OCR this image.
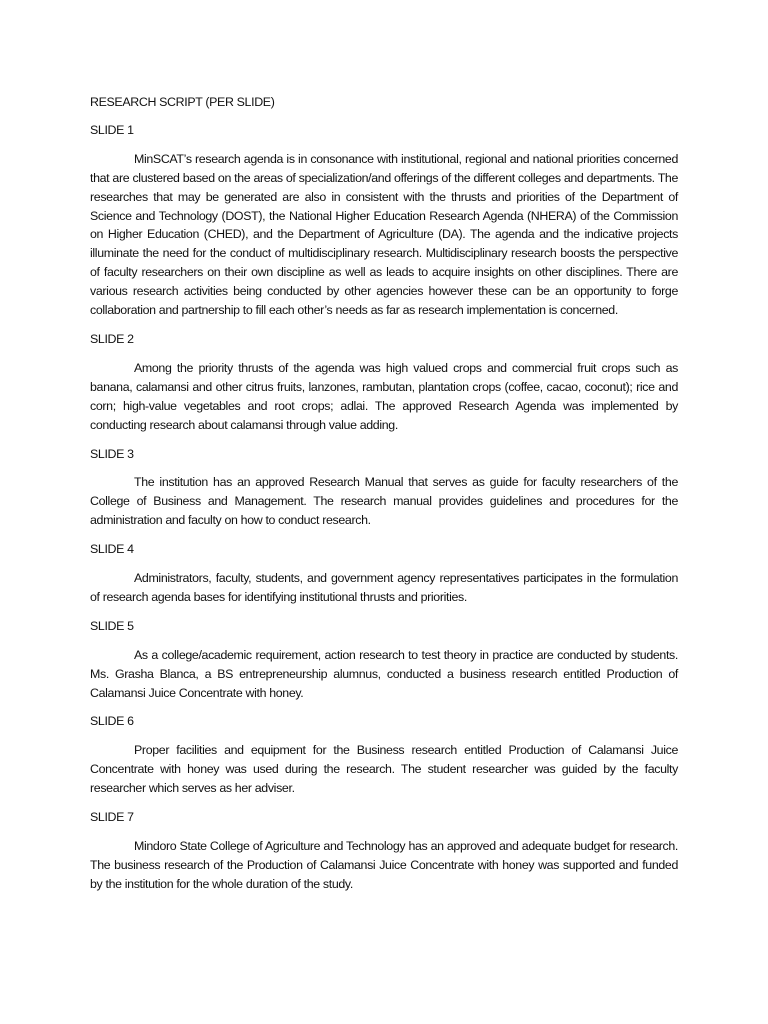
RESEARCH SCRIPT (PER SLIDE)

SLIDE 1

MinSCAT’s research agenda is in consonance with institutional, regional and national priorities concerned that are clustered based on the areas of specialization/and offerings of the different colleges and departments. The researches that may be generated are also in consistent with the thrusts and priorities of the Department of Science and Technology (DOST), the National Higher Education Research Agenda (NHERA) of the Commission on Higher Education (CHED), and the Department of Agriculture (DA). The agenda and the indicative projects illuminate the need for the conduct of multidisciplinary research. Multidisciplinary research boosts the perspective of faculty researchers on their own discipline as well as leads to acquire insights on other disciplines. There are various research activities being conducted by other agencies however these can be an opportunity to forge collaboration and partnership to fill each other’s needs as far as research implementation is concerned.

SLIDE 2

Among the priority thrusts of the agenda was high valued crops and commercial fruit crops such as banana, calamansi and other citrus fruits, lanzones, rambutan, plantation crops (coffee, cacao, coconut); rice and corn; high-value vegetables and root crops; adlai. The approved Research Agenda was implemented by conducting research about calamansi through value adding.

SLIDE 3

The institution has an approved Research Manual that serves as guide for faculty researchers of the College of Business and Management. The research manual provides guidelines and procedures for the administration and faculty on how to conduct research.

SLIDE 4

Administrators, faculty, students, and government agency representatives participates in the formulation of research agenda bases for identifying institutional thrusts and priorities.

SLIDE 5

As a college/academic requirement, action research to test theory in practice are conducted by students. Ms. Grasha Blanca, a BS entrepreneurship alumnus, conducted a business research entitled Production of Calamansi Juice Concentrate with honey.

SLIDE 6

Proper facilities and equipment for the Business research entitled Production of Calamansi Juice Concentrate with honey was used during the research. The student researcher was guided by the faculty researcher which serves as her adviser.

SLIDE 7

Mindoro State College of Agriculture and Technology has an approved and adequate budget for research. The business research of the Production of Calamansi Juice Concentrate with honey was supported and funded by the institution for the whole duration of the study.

_ _ _

Short task:
Give back each entry exactly as it appears, with no pictures.

Answer to the exercise:
OCR this image.
RESEARCH SCRIPT (PER SLIDE)

SLIDE 1

MinSCAT’s research agenda is in consonance with institutional, regional and national priorities concerned that are clustered based on the areas of specialization/and offerings of the different colleges and departments. The researches that may be generated are also in consistent with the thrusts and priorities of the Department of Science and Technology (DOST), the National Higher Education Research Agenda (NHERA) of the Commission on Higher Education (CHED), and the Department of Agriculture (DA). The agenda and the indicative projects illuminate the need for the conduct of multidisciplinary research. Multidisciplinary research boosts the perspective of faculty researchers on their own discipline as well as leads to acquire insights on other disciplines. There are various research activities being conducted by other agencies however these can be an opportunity to forge collaboration and partnership to fill each other’s needs as far as research implementation is concerned.

SLIDE 2

Among the priority thrusts of the agenda was high valued crops and commercial fruit crops such as banana, calamansi and other citrus fruits, lanzones, rambutan, plantation crops (coffee, cacao, coconut); rice and corn; high-value vegetables and root crops; adlai. The approved Research Agenda was implemented by conducting research about calamansi through value adding.

SLIDE 3

The institution has an approved Research Manual that serves as guide for faculty researchers of the College of Business and Management. The research manual provides guidelines and procedures for the administration and faculty on how to conduct research.

SLIDE 4

Administrators, faculty, students, and government agency representatives participates in the formulation of research agenda bases for identifying institutional thrusts and priorities.

SLIDE 5

As a college/academic requirement, action research to test theory in practice are conducted by students. Ms. Grasha Blanca, a BS entrepreneurship alumnus, conducted a business research entitled Production of Calamansi Juice Concentrate with honey.

SLIDE 6

Proper facilities and equipment for the Business research entitled Production of Calamansi Juice Concentrate with honey was used during the research. The student researcher was guided by the faculty researcher which serves as her adviser.

SLIDE 7

Mindoro State College of Agriculture and Technology has an approved and adequate budget for research. The business research of the Production of Calamansi Juice Concentrate with honey was supported and funded by the institution for the whole duration of the study.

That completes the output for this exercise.